Exercise details:
Reproduce the full listing that appears beneath this instruction exactly.

Items:
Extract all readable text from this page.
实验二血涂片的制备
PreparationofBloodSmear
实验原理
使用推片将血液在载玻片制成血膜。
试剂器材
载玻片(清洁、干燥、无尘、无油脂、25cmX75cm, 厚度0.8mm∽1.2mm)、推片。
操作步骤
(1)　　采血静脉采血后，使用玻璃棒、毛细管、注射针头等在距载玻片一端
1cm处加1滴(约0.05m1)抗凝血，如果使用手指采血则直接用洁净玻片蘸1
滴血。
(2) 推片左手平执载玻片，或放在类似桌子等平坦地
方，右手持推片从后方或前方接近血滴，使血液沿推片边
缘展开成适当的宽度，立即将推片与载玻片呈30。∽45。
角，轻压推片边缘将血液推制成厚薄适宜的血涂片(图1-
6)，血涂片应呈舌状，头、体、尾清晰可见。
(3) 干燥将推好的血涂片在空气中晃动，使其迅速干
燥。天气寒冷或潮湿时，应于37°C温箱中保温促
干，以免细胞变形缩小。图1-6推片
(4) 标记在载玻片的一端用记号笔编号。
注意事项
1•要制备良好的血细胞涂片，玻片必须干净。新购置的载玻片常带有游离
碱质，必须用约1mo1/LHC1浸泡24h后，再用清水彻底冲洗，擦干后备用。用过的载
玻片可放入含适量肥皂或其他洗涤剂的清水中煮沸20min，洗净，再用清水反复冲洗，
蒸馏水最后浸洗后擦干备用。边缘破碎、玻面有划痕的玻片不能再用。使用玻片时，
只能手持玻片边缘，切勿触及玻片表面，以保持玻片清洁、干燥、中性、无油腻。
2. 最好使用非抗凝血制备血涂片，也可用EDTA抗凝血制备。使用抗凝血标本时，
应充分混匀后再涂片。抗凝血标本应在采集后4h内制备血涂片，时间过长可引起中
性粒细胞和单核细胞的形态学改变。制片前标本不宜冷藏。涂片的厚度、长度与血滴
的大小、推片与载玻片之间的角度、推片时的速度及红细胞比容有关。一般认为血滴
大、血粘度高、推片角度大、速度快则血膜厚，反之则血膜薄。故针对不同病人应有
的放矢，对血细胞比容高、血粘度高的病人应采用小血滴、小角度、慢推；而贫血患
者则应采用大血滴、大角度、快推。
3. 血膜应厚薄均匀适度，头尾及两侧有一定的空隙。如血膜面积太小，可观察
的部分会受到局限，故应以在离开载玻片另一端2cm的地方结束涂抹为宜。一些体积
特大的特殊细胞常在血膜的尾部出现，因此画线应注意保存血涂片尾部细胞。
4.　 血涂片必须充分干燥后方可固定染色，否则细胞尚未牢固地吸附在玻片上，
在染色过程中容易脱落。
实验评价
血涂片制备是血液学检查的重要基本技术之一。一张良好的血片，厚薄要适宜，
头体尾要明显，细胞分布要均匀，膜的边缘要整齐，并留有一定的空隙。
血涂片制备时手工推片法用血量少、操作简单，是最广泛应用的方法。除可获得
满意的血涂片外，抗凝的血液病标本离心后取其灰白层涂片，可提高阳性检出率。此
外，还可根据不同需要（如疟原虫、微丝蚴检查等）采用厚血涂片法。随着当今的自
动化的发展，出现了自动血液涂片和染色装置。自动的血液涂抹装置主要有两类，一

Complete output:
Extract all readable text from this page.
实验二血涂片的制备
PreparationofBloodSmear
实验原理
使用推片将血液在载玻片制成血膜。
试剂器材
载玻片(清洁、干燥、无尘、无油脂、25cmX75cm, 厚度0.8mm∽1.2mm)、推片。
操作步骤
(1)　　采血静脉采血后，使用玻璃棒、毛细管、注射针头等在距载玻片一端
1cm处加1滴(约0.05m1)抗凝血，如果使用手指采血则直接用洁净玻片蘸1
滴血。
(2) 推片左手平执载玻片，或放在类似桌子等平坦地
方，右手持推片从后方或前方接近血滴，使血液沿推片边
缘展开成适当的宽度，立即将推片与载玻片呈30。∽45。
角，轻压推片边缘将血液推制成厚薄适宜的血涂片(图1-
6)，血涂片应呈舌状，头、体、尾清晰可见。
(3) 干燥将推好的血涂片在空气中晃动，使其迅速干
燥。天气寒冷或潮湿时，应于37°C温箱中保温促
干，以免细胞变形缩小。图1-6推片
(4) 标记在载玻片的一端用记号笔编号。
注意事项
1•要制备良好的血细胞涂片，玻片必须干净。新购置的载玻片常带有游离
碱质，必须用约1mo1/LHC1浸泡24h后，再用清水彻底冲洗，擦干后备用。用过的载
玻片可放入含适量肥皂或其他洗涤剂的清水中煮沸20min，洗净，再用清水反复冲洗，
蒸馏水最后浸洗后擦干备用。边缘破碎、玻面有划痕的玻片不能再用。使用玻片时，
只能手持玻片边缘，切勿触及玻片表面，以保持玻片清洁、干燥、中性、无油腻。
2. 最好使用非抗凝血制备血涂片，也可用EDTA抗凝血制备。使用抗凝血标本时，
应充分混匀后再涂片。抗凝血标本应在采集后4h内制备血涂片，时间过长可引起中
性粒细胞和单核细胞的形态学改变。制片前标本不宜冷藏。涂片的厚度、长度与血滴
的大小、推片与载玻片之间的角度、推片时的速度及红细胞比容有关。一般认为血滴
大、血粘度高、推片角度大、速度快则血膜厚，反之则血膜薄。故针对不同病人应有
的放矢，对血细胞比容高、血粘度高的病人应采用小血滴、小角度、慢推；而贫血患
者则应采用大血滴、大角度、快推。
3. 血膜应厚薄均匀适度，头尾及两侧有一定的空隙。如血膜面积太小，可观察
的部分会受到局限，故应以在离开载玻片另一端2cm的地方结束涂抹为宜。一些体积
特大的特殊细胞常在血膜的尾部出现，因此画线应注意保存血涂片尾部细胞。
4.　 血涂片必须充分干燥后方可固定染色，否则细胞尚未牢固地吸附在玻片上，
在染色过程中容易脱落。
实验评价
血涂片制备是血液学检查的重要基本技术之一。一张良好的血片，厚薄要适宜，
头体尾要明显，细胞分布要均匀，膜的边缘要整齐，并留有一定的空隙。
血涂片制备时手工推片法用血量少、操作简单，是最广泛应用的方法。除可获得
满意的血涂片外，抗凝的血液病标本离心后取其灰白层涂片，可提高阳性检出率。此
外，还可根据不同需要（如疟原虫、微丝蚴检查等）采用厚血涂片法。随着当今的自
动化的发展，出现了自动血液涂片和染色装置。自动的血液涂抹装置主要有两类，一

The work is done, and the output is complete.